__Records from a collection__

↓↓↓

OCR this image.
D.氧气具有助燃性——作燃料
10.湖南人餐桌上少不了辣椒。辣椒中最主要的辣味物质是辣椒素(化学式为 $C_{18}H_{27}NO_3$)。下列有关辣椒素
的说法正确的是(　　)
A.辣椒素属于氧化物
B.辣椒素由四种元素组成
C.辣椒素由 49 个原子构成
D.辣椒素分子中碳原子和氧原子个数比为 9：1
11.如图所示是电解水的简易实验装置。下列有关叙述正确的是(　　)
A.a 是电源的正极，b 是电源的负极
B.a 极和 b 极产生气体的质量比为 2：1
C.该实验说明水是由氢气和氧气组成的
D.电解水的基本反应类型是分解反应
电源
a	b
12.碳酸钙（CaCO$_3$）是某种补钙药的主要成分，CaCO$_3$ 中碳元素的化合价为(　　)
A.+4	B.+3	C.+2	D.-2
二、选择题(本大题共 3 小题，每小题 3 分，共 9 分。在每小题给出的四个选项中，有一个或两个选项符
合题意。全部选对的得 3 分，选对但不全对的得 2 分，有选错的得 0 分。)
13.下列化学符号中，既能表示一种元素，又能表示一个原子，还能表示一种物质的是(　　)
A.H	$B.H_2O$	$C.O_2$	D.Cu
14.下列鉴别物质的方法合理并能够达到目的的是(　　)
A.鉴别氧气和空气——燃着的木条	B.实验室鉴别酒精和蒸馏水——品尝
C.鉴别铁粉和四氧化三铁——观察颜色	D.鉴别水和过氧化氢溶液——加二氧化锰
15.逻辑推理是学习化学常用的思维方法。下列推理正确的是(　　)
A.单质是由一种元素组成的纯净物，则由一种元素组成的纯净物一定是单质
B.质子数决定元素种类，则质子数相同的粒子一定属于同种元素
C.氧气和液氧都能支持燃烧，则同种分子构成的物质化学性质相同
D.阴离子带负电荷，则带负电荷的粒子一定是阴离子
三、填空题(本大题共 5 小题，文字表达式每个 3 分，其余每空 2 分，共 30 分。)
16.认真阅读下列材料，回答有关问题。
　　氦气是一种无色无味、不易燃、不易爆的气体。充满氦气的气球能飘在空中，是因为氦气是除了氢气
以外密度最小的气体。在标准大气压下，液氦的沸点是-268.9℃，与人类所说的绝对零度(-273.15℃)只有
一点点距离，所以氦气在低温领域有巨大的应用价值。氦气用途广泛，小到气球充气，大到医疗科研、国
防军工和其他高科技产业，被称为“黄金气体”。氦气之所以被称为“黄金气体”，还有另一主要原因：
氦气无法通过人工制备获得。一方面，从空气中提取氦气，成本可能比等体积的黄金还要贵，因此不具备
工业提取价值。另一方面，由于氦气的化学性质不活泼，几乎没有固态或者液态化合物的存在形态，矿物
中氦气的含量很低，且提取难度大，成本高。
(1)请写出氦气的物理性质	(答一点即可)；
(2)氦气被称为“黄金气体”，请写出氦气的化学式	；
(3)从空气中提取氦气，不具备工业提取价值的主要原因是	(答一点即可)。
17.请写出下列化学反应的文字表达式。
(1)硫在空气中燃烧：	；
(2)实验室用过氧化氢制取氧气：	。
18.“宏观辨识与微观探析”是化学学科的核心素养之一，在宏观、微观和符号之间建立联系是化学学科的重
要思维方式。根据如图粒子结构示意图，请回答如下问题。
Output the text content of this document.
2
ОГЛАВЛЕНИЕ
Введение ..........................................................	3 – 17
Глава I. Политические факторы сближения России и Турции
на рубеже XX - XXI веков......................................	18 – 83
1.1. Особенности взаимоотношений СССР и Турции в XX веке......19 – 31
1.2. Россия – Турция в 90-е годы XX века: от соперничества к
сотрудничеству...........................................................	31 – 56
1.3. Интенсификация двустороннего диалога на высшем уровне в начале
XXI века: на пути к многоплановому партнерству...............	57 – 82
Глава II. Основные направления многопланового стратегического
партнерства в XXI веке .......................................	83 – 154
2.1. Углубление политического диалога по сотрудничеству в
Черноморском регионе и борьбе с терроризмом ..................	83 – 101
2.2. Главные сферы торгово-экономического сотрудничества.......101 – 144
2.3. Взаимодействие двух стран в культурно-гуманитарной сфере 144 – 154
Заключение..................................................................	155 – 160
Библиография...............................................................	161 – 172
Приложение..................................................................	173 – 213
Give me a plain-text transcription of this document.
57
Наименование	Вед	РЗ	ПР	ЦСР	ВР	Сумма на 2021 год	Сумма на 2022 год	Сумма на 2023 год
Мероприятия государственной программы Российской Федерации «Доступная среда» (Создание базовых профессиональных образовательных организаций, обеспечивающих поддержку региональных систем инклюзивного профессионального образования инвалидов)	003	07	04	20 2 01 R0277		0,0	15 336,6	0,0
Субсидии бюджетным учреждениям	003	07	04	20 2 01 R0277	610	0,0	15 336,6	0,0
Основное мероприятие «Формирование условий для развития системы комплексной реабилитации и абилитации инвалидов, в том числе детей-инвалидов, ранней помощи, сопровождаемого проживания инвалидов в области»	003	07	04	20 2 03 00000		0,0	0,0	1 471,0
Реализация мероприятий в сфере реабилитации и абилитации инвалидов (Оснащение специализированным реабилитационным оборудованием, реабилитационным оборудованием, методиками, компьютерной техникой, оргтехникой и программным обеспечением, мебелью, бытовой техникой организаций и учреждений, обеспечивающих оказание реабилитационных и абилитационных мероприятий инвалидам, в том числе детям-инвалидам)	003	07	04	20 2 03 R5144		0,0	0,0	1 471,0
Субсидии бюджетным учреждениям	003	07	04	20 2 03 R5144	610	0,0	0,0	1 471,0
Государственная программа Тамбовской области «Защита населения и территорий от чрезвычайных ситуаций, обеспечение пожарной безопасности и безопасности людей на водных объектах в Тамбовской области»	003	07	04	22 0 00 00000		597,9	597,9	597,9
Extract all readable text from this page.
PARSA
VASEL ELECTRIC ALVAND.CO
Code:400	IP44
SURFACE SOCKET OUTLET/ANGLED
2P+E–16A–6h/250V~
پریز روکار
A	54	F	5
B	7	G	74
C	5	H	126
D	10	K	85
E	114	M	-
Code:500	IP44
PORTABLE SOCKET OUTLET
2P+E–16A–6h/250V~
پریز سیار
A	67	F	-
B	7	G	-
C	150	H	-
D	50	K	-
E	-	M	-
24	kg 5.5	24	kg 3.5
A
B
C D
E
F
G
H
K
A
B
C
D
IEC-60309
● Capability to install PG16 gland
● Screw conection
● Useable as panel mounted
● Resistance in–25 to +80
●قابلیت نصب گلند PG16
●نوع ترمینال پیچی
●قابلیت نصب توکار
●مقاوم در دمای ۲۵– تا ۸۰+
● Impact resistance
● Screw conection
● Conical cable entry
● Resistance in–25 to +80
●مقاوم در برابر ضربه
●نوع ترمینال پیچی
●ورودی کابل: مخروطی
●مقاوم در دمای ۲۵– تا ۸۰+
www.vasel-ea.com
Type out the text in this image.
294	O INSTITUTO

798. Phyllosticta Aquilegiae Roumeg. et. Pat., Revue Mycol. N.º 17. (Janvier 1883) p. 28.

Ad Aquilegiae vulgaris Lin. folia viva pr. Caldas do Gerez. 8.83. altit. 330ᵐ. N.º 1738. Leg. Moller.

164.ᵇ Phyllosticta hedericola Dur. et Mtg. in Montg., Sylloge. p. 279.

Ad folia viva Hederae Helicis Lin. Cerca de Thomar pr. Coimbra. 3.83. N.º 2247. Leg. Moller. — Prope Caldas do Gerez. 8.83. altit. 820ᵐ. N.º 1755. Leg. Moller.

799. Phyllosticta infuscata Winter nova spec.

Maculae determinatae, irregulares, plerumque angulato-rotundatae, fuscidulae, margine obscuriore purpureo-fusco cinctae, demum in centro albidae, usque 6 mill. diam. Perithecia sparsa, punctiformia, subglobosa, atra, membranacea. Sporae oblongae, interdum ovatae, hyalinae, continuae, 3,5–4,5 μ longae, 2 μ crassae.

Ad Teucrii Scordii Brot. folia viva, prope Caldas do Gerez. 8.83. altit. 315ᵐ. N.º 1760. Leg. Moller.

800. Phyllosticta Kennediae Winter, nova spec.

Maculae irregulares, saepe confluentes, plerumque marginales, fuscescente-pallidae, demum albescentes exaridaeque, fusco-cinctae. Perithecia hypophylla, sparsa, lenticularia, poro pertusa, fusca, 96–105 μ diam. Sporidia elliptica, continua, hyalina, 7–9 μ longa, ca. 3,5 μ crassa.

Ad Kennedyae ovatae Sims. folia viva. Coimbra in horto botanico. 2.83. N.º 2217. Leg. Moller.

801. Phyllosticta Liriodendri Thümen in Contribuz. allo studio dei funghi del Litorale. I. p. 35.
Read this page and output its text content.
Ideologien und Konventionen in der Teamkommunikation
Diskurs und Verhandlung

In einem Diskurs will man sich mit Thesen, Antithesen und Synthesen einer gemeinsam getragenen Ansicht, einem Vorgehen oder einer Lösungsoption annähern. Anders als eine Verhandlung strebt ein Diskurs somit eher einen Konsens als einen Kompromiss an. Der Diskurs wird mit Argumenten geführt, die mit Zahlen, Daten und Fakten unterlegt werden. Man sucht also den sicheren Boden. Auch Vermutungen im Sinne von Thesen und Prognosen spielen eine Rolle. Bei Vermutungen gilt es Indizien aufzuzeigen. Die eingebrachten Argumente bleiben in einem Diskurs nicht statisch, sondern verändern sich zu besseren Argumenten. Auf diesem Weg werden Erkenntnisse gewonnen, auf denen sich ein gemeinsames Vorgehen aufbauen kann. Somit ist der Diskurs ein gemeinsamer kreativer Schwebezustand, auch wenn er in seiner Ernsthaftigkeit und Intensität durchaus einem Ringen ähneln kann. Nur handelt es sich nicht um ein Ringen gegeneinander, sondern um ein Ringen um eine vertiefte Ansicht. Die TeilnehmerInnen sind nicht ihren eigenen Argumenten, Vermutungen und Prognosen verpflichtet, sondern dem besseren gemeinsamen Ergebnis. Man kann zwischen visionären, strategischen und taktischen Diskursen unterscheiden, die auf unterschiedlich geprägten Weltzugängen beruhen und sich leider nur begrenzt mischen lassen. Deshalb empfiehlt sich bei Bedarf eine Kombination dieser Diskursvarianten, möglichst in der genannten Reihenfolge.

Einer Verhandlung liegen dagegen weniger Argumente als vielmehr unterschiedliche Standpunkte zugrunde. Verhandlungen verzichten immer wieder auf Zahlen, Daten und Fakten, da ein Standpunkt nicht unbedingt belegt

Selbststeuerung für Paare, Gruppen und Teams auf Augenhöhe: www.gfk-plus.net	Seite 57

↑↑↑

__Your instructions__
Copy all lines from the entries that contain the word "this".

__Full response__
OCR this image.
Output the text content of this document.
Give me a plain-text transcription of this document.
Extract all readable text from this page.
Type out the text in this image.
Read this page and output its text content.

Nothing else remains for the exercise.